- _Task to carry out_
Search the material for "Union" and copy each line in which it is found.

---------- Records for this task

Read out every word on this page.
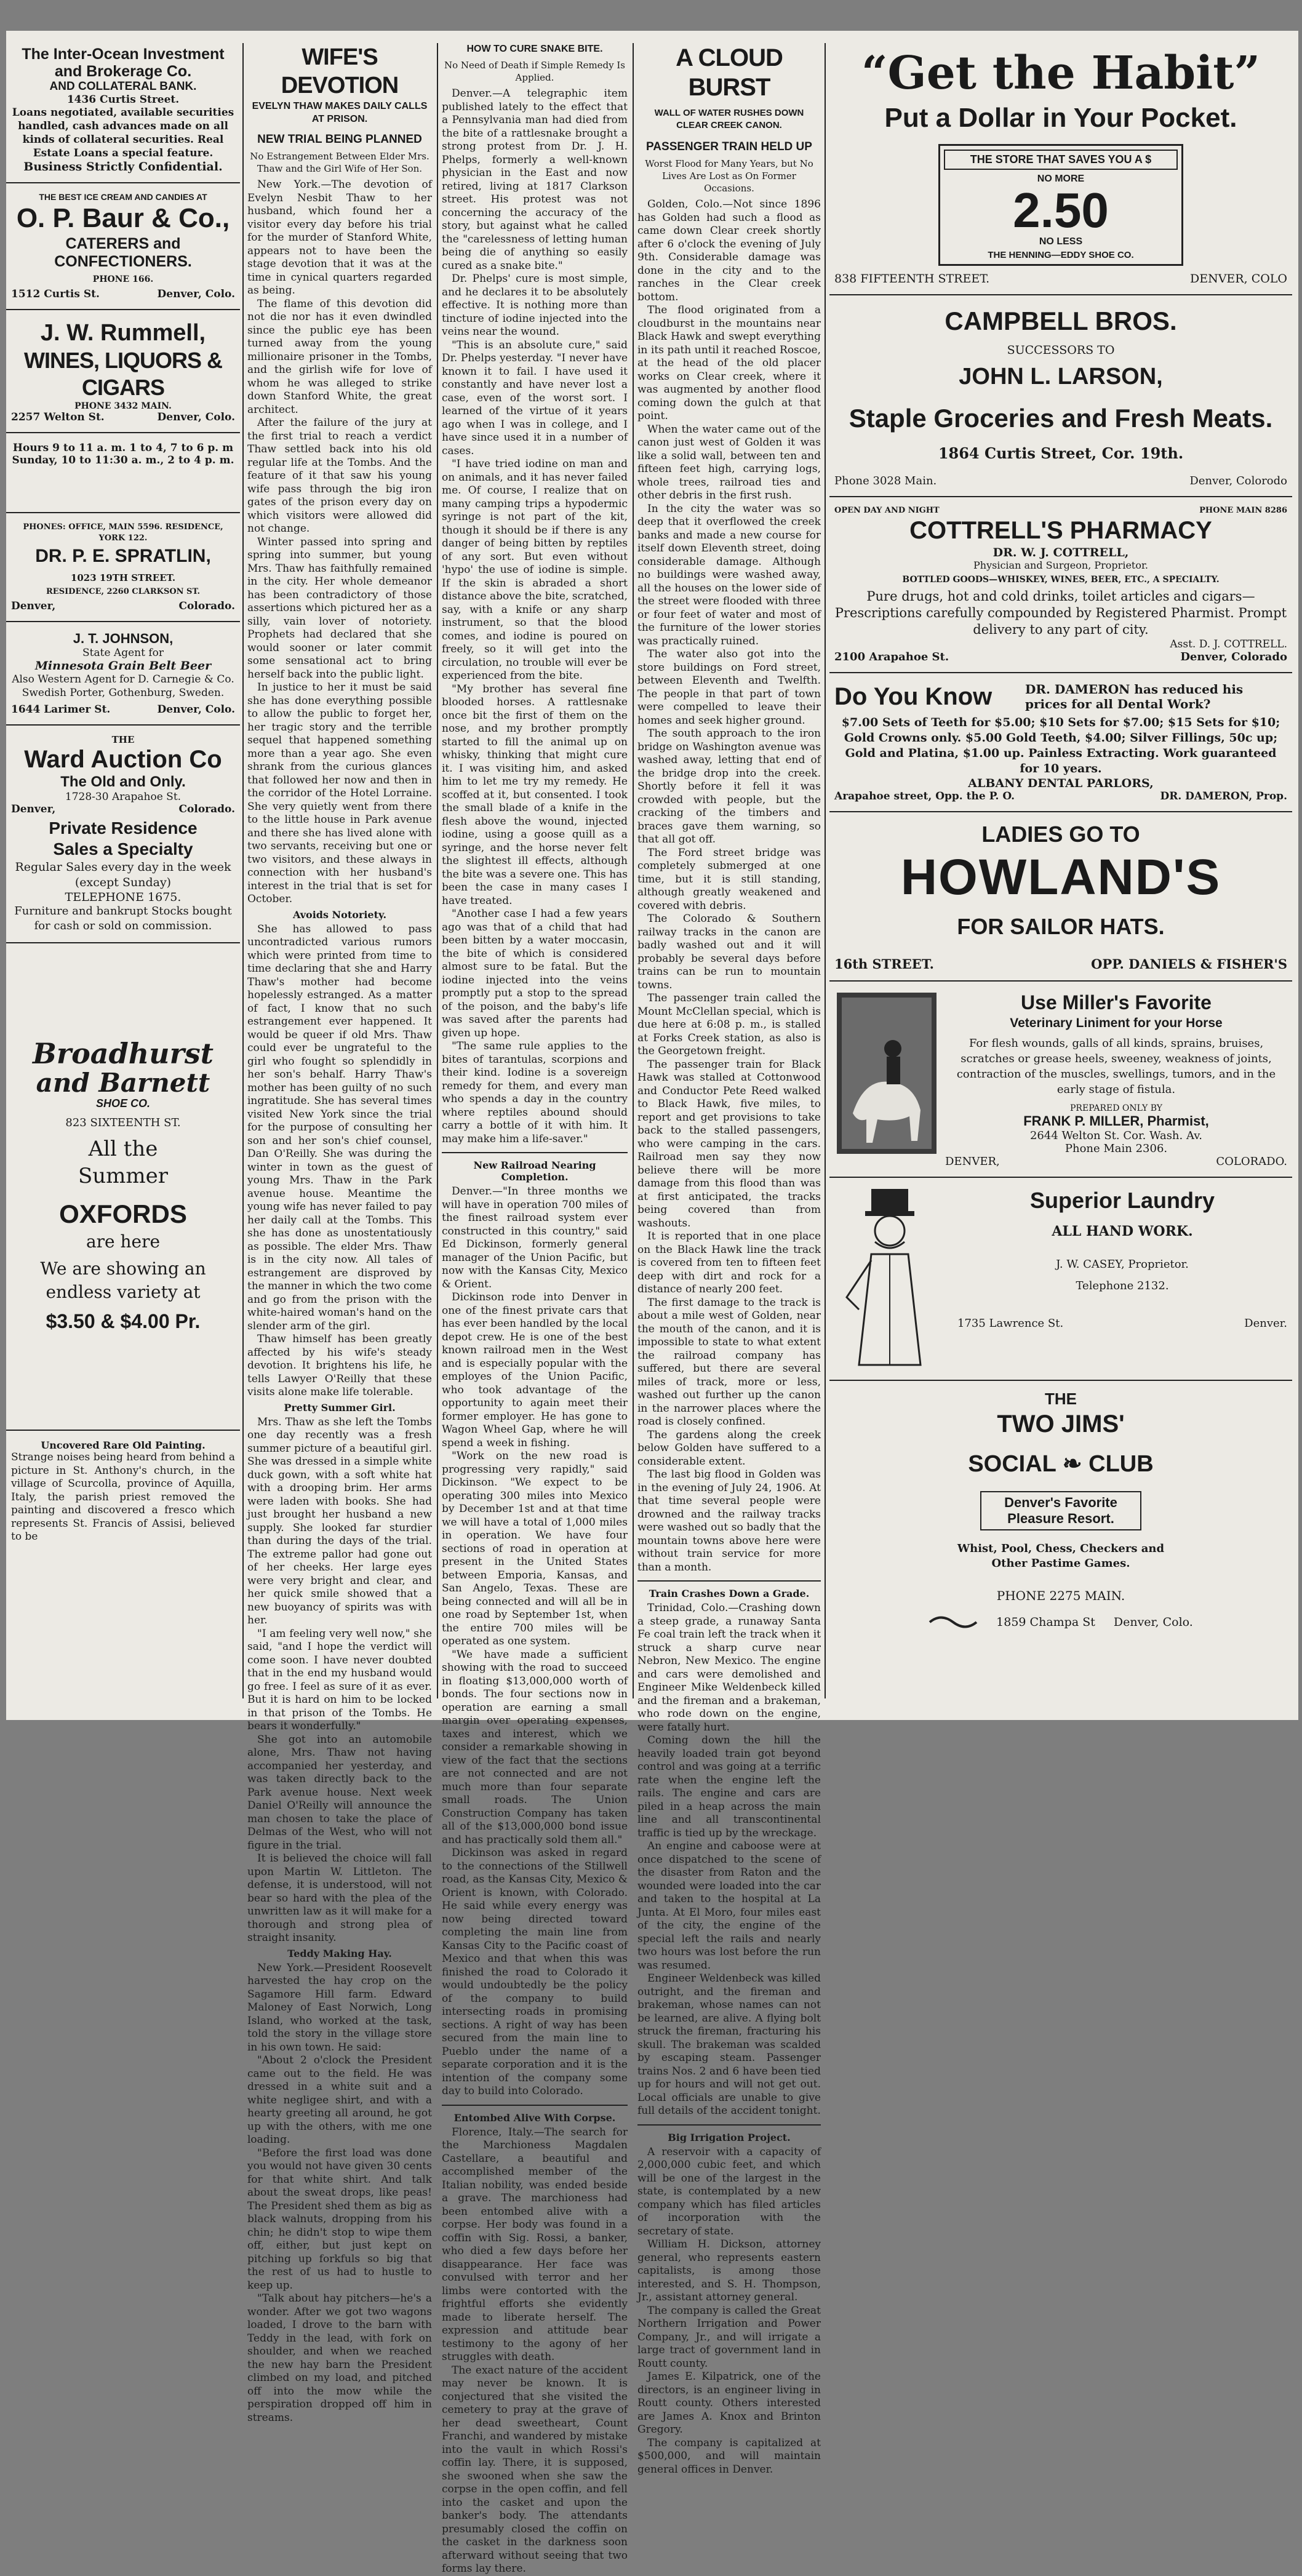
The Inter-Ocean Investment and Brokerage Co.
AND COLLATERAL BANK.
1436 Curtis Street.
Loans negotiated, available securities handled, cash advances made on all kinds of collateral securities. Real Estate Loans a special feature.
Business Strictly Confidential.
THE BEST ICE CREAM AND CANDIES AT
O. P. Baur & Co.,
CATERERS and
CONFECTIONERS.
PHONE 166.
1512 Curtis St.	Denver, Colo.
J. W. Rummell,
WINES, LIQUORS & CIGARS
PHONE 3432 MAIN.
2257 Welton St.	Denver, Colo.
Hours 9 to 11 a. m. 1 to 4, 7 to 6 p. m
Sunday, 10 to 11:30 a. m., 2 to 4 p. m.
PHONES: OFFICE, MAIN 5596. RESIDENCE, YORK 122.
DR. P. E. SPRATLIN,
1023 19TH STREET.
RESIDENCE, 2260 CLARKSON ST.
Denver,	Colorado.
J. T. JOHNSON,
State Agent for
Minnesota Grain Belt Beer
Also Western Agent for D. Carnegie & Co. Swedish Porter, Gothenburg, Sweden.
1644 Larimer St.	Denver, Colo.
THE
Ward Auction Co
The Old and Only.
1728-30 Arapahoe St.
Denver,	Colorado.
Private Residence
Sales a Specialty
Regular Sales every day in the week (except Sunday)
TELEPHONE 1675.
Furniture and bankrupt Stocks bought for cash or sold on commission.
Broadhurst
and Barnett
SHOE CO.
823 SIXTEENTH ST.
All the
Summer
OXFORDS
are here
We are showing an endless variety at
$3.50 & $4.00 Pr.
Uncovered Rare Old Painting.
Strange noises being heard from behind a picture in St. Anthony's church, in the village of Scurcolla, province of Aquilla, Italy, the parish priest removed the painting and discovered a fresco which represents St. Francis of Assisi, believed to be
WIFE'S DEVOTION
EVELYN THAW MAKES DAILY CALLS AT PRISON.
NEW TRIAL BEING PLANNED
No Estrangement Between Elder Mrs. Thaw and the Girl Wife of Her Son.

New York.—The devotion of Evelyn Nesbit Thaw to her husband, which found her a visitor every day before his trial for the murder of Stanford White, appears not to have been the stage devotion that it was at the time in cynical quarters regarded as being.

The flame of this devotion did not die nor has it even dwindled since the public eye has been turned away from the young millionaire prisoner in the Tombs, and the girlish wife for love of whom he was alleged to strike down Stanford White, the great architect.

After the failure of the jury at the first trial to reach a verdict Thaw settled back into his old regular life at the Tombs. And the feature of it that saw his young wife pass through the big iron gates of the prison every day on which visitors were allowed did not change.

Winter passed into spring and spring into summer, but young Mrs. Thaw has faithfully remained in the city. Her whole demeanor has been contradictory of those assertions which pictured her as a silly, vain lover of notoriety. Prophets had declared that she would sooner or later commit some sensational act to bring herself back into the public light.

In justice to her it must be said she has done everything possible to allow the public to forget her, her tragic story and the terrible sequel that happened something more than a year ago. She even shrank from the curious glances that followed her now and then in the corridor of the Hotel Lorraine. She very quietly went from there to the little house in Park avenue and there she has lived alone with two servants, receiving but one or two visitors, and these always in connection with her husband's interest in the trial that is set for October.

Avoids Notoriety.

She has allowed to pass uncontradicted various rumors which were printed from time to time declaring that she and Harry Thaw's mother had become hopelessly estranged. As a matter of fact, I know that no such estrangement ever happened. It would be queer if old Mrs. Thaw could ever be ungrateful to the girl who fought so splendidly in her son's behalf. Harry Thaw's mother has been guilty of no such ingratitude. She has several times visited New York since the trial for the purpose of consulting her son and her son's chief counsel, Dan O'Reilly. She was during the winter in town as the guest of young Mrs. Thaw in the Park avenue house. Meantime the young wife has never failed to pay her daily call at the Tombs. This she has done as unostentatiously as possible. The elder Mrs. Thaw is in the city now. All tales of estrangement are disproved by the manner in which the two come and go from the prison with the white-haired woman's hand on the slender arm of the girl.

Thaw himself has been greatly affected by his wife's steady devotion. It brightens his life, he tells Lawyer O'Reilly that these visits alone make life tolerable.

Pretty Summer Girl.

Mrs. Thaw as she left the Tombs one day recently was a fresh summer picture of a beautiful girl. She was dressed in a simple white duck gown, with a soft white hat with a drooping brim. Her arms were laden with books. She had just brought her husband a new supply. She looked far sturdier than during the days of the trial. The extreme pallor had gone out of her cheeks. Her large eyes were very bright and clear, and her quick smile showed that a new buoyancy of spirits was with her.

"I am feeling very well now," she said, "and I hope the verdict will come soon. I have never doubted that in the end my husband would go free. I feel as sure of it as ever. But it is hard on him to be locked in that prison of the Tombs. He bears it wonderfully."

She got into an automobile alone, Mrs. Thaw not having accompanied her yesterday, and was taken directly back to the Park avenue house. Next week Daniel O'Reilly will announce the man chosen to take the place of Delmas of the West, who will not figure in the trial.

It is believed the choice will fall upon Martin W. Littleton. The defense, it is understood, will not bear so hard with the plea of the unwritten law as it will make for a thorough and strong plea of straight insanity.

Teddy Making Hay.

New York.—President Roosevelt harvested the hay crop on the Sagamore Hill farm. Edward Maloney of East Norwich, Long Island, who worked at the task, told the story in the village store in his own town. He said:

"About 2 o'clock the President came out to the field. He was dressed in a white suit and a white negligee shirt, and with a hearty greeting all around, he got up with the others, with me one loading.

"Before the first load was done you would not have given 30 cents for that white shirt. And talk about the sweat drops, like peas! The President shed them as big as black walnuts, dropping from his chin; he didn't stop to wipe them off, either, but just kept on pitching up forkfuls so big that the rest of us had to hustle to keep up.

"Talk about hay pitchers—he's a wonder. After we got two wagons loaded, I drove to the barn with Teddy in the lead, with fork on shoulder, and when we reached the new hay barn the President climbed on my load, and pitched off into the mow while the perspiration dropped off him in streams.

HOW TO CURE SNAKE BITE.
No Need of Death if Simple Remedy Is Applied.

Denver.—A telegraphic item published lately to the effect that a Pennsylvania man had died from the bite of a rattlesnake brought a strong protest from Dr. J. H. Phelps, formerly a well-known physician in the East and now retired, living at 1817 Clarkson street. His protest was not concerning the accuracy of the story, but against what he called the "carelessness of letting human being die of anything so easily cured as a snake bite."

Dr. Phelps' cure is most simple, and he declares it to be absolutely effective. It is nothing more than tincture of iodine injected into the veins near the wound.

"This is an absolute cure," said Dr. Phelps yesterday. "I never have known it to fail. I have used it constantly and have never lost a case, even of the worst sort. I learned of the virtue of it years ago when I was in college, and I have since used it in a number of cases.

"I have tried iodine on man and on animals, and it has never failed me. Of course, I realize that on many camping trips a hypodermic syringe is not part of the kit, though it should be if there is any danger of being bitten by reptiles of any sort. But even without 'hypo' the use of iodine is simple. If the skin is abraded a short distance above the bite, scratched, say, with a knife or any sharp instrument, so that the blood comes, and iodine is poured on freely, so it will get into the circulation, no trouble will ever be experienced from the bite.

"My brother has several fine blooded horses. A rattlesnake once bit the first of them on the nose, and my brother promptly started to fill the animal up on whisky, thinking that might cure it. I was visiting him, and asked him to let me try my remedy. He scoffed at it, but consented. I took the small blade of a knife in the flesh above the wound, injected iodine, using a goose quill as a syringe, and the horse never felt the slightest ill effects, although the bite was a severe one. This has been the case in many cases I have treated.

"Another case I had a few years ago was that of a child that had been bitten by a water moccasin, the bite of which is considered almost sure to be fatal. But the iodine injected into the veins promptly put a stop to the spread of the poison, and the baby's life was saved after the parents had given up hope.

"The same rule applies to the bites of tarantulas, scorpions and their kind. Iodine is a sovereign remedy for them, and every man who spends a day in the country where reptiles abound should carry a bottle of it with him. It may make him a life-saver."

New Railroad Nearing Completion.

Denver.—"In three months we will have in operation 700 miles of the finest railroad system ever constructed in this country," said Ed Dickinson, formerly general manager of the Union Pacific, but now with the Kansas City, Mexico & Orient.

Dickinson rode into Denver in one of the finest private cars that has ever been handled by the local depot crew. He is one of the best known railroad men in the West and is especially popular with the employes of the Union Pacific, who took advantage of the opportunity to again meet their former employer. He has gone to Wagon Wheel Gap, where he will spend a week in fishing.

"Work on the new road is progressing very rapidly," said Dickinson. "We expect to be operating 300 miles into Mexico by December 1st and at that time we will have a total of 1,000 miles in operation. We have four sections of road in operation at present in the United States between Emporia, Kansas, and San Angelo, Texas. These are being connected and will all be in one road by September 1st, when the entire 700 miles will be operated as one system.

"We have made a sufficient showing with the road to succeed in floating $13,000,000 worth of bonds. The four sections now in operation are earning a small margin over operating expenses, taxes and interest, which we consider a remarkable showing in view of the fact that the sections are not connected and are not much more than four separate small roads. The Union Construction Company has taken all of the $13,000,000 bond issue and has practically sold them all."

Dickinson was asked in regard to the connections of the Stillwell road, as the Kansas City, Mexico & Orient is known, with Colorado. He said while every energy was now being directed toward completing the main line from Kansas City to the Pacific coast of Mexico and that when this was finished the road to Colorado it would undoubtedly be the policy of the company to build intersecting roads in promising sections. A right of way has been secured from the main line to Pueblo under the name of a separate corporation and it is the intention of the company some day to build into Colorado.

Entombed Alive With Corpse.

Florence, Italy.—The search for the Marchioness Magdalen Castellare, a beautiful and accomplished member of the Italian nobility, was ended beside a grave. The marchioness had been entombed alive with a corpse. Her body was found in a coffin with Sig. Rossi, a banker, who died a few days before her disappearance. Her face was convulsed with terror and her limbs were contorted with the frightful efforts she evidently made to liberate herself. The expression and attitude bear testimony to the agony of her struggles with death.

The exact nature of the accident may never be known. It is conjectured that she visited the cemetery to pray at the grave of her dead sweetheart, Count Franchi, and wandered by mistake into the vault in which Rossi's coffin lay. There, it is supposed, she swooned when she saw the corpse in the open coffin, and fell into the casket and upon the banker's body. The attendants presumably closed the coffin on the casket in the darkness soon afterward without seeing that two forms lay there.

A CLOUD BURST
WALL OF WATER RUSHES DOWN CLEAR CREEK CANON.
PASSENGER TRAIN HELD UP
Worst Flood for Many Years, but No Lives Are Lost as On Former Occasions.

Golden, Colo.—Not since 1896 has Golden had such a flood as came down Clear creek shortly after 6 o'clock the evening of July 9th. Considerable damage was done in the city and to the ranches in the Clear creek bottom.

The flood originated from a cloudburst in the mountains near Black Hawk and swept everything in its path until it reached Roscoe, at the head of the old placer works on Clear creek, where it was augmented by another flood coming down the gulch at that point.

When the water came out of the canon just west of Golden it was like a solid wall, between ten and fifteen feet high, carrying logs, whole trees, railroad ties and other debris in the first rush.

In the city the water was so deep that it overflowed the creek banks and made a new course for itself down Eleventh street, doing considerable damage. Although no buildings were washed away, all the houses on the lower side of the street were flooded with three or four feet of water and most of the furniture of the lower stories was practically ruined.

The water also got into the store buildings on Ford street, between Eleventh and Twelfth. The people in that part of town were compelled to leave their homes and seek higher ground.

The south approach to the iron bridge on Washington avenue was washed away, letting that end of the bridge drop into the creek. Shortly before it fell it was crowded with people, but the cracking of the timbers and braces gave them warning, so that all got off.

The Ford street bridge was completely submerged at one time, but it is still standing, although greatly weakened and covered with debris.

The Colorado & Southern railway tracks in the canon are badly washed out and it will probably be several days before trains can be run to mountain towns.

The passenger train called the Mount McClellan special, which is due here at 6:08 p. m., is stalled at Forks Creek station, as also is the Georgetown freight.

The passenger train for Black Hawk was stalled at Cottonwood and Conductor Pete Reed walked to Black Hawk, five miles, to report and get provisions to take back to the stalled passengers, who were camping in the cars. Railroad men say they now believe there will be more damage from this flood than was at first anticipated, the tracks being covered than from washouts.

It is reported that in one place on the Black Hawk line the track is covered from ten to fifteen feet deep with dirt and rock for a distance of nearly 200 feet.

The first damage to the track is about a mile west of Golden, near the mouth of the canon, and it is impossible to state to what extent the railroad company has suffered, but there are several miles of track, more or less, washed out further up the canon in the narrower places where the road is closely confined.

The gardens along the creek below Golden have suffered to a considerable extent.

The last big flood in Golden was in the evening of July 24, 1906. At that time several people were drowned and the railway tracks were washed out so badly that the mountain towns above here were without train service for more than a month.

Train Crashes Down a Grade.

Trinidad, Colo.—Crashing down a steep grade, a runaway Santa Fe coal train left the track when it struck a sharp curve near Nebron, New Mexico. The engine and cars were demolished and Engineer Mike Weldenbeck killed and the fireman and a brakeman, who rode down on the engine, were fatally hurt.

Coming down the hill the heavily loaded train got beyond control and was going at a terrific rate when the engine left the rails. The engine and cars are piled in a heap across the main line and all transcontinental traffic is tied up by the wreckage.

An engine and caboose were at once dispatched to the scene of the disaster from Raton and the wounded were loaded into the car and taken to the hospital at La Junta. At El Moro, four miles east of the city, the engine of the special left the rails and nearly two hours was lost before the run was resumed.

Engineer Weldenbeck was killed outright, and the fireman and brakeman, whose names can not be learned, are alive. A flying bolt struck the fireman, fracturing his skull. The brakeman was scalded by escaping steam. Passenger trains Nos. 2 and 6 have been tied up for hours and will not get out. Local officials are unable to give full details of the accident tonight.

Big Irrigation Project.

A reservoir with a capacity of 2,000,000 cubic feet, and which will be one of the largest in the state, is contemplated by a new company which has filed articles of incorporation with the secretary of state.

William H. Dickson, attorney general, who represents eastern capitalists, is among those interested, and S. H. Thompson, Jr., assistant attorney general.

The company is called the Great Northern Irrigation and Power Company, Jr., and will irrigate a large tract of government land in Routt county.

James E. Kilpatrick, one of the directors, is an engineer living in Routt county. Others interested are James A. Knox and Brinton Gregory.

The company is capitalized at $500,000, and will maintain general offices in Denver.

“Get the Habit”
Put a Dollar in Your Pocket.
THE STORE THAT SAVES YOU A $
NO MORE
2.50
NO LESS
THE HENNING—EDDY SHOE CO.
838 FIFTEENTH STREET.	DENVER, COLO
CAMPBELL BROS.
SUCCESSORS TO
JOHN L. LARSON,
Staple Groceries and Fresh Meats.
1864 Curtis Street, Cor. 19th.
Phone 3028 Main.	Denver, Colorodo
OPEN DAY AND NIGHT	PHONE MAIN 8286
COTTRELL'S PHARMACY
DR. W. J. COTTRELL,
Physician and Surgeon, Proprietor.
BOTTLED GOODS—WHISKEY, WINES, BEER, ETC., A SPECIALTY.
Pure drugs, hot and cold drinks, toilet articles and cigars—Prescriptions carefully compounded by Registered Pharmist. Prompt delivery to any part of city.
Asst. D. J. COTTRELL.
2100 Arapahoe St.	Denver, Colorado
Do You Know	DR. DAMERON has reduced his prices for all Dental Work?
$7.00 Sets of Teeth for $5.00; $10 Sets for $7.00; $15 Sets for $10; Gold Crowns only. $5.00 Gold Teeth, $4.00; Silver Fillings, 50c up; Gold and Platina, $1.00 up. Painless Extracting. Work guaranteed for 10 years.
ALBANY DENTAL PARLORS,
Arapahoe street, Opp. the P. O.	DR. DAMERON, Prop.
LADIES GO TO
HOWLAND'S
FOR SAILOR HATS.
16th STREET.	OPP. DANIELS & FISHER'S
Use Miller's Favorite
Veterinary Liniment for your Horse
For flesh wounds, galls of all kinds, sprains, bruises, scratches or grease heels, sweeney, weakness of joints, contraction of the muscles, swellings, tumors, and in the early stage of fistula.
PREPARED ONLY BY
FRANK P. MILLER, Pharmist,
2644 Welton St. Cor. Wash. Av.
Phone Main 2306.
DENVER,	COLORADO.
Superior Laundry
ALL HAND WORK.
J. W. CASEY, Proprietor.
Telephone 2132.
1735 Lawrence St.	Denver.
THE
TWO JIMS'
SOCIAL ❧ CLUB
Denver's Favorite
Pleasure Resort.
Whist, Pool, Chess, Checkers and Other Pastime Games.
PHONE 2275 MAIN.
1859 Champa St Denver, Colo.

--------------------

- _Task output_
Denver.—"In three months we will have in operation 700 miles of the finest railroad system ever constructed in this country," said Ed Dickinson, formerly general manager of the Union Pacific, but now with the Kansas City, Mexico & Orient.
Dickinson rode into Denver in one of the finest private cars that has ever been handled by the local depot crew. He is one of the best known railroad men in the West and is especially popular with the employes of the Union Pacific, who took advantage of the opportunity to again meet their former employer. He has gone to Wagon Wheel Gap, where he will spend a week in fishing.
"We have made a sufficient showing with the road to succeed in floating $13,000,000 worth of bonds. The four sections now in operation are earning a small margin over operating expenses, taxes and interest, which we consider a remarkable showing in view of the fact that the sections are not connected and are not much more than four separate small roads. The Union Construction Company has taken all of the $13,000,000 bond issue and has practically sold them all."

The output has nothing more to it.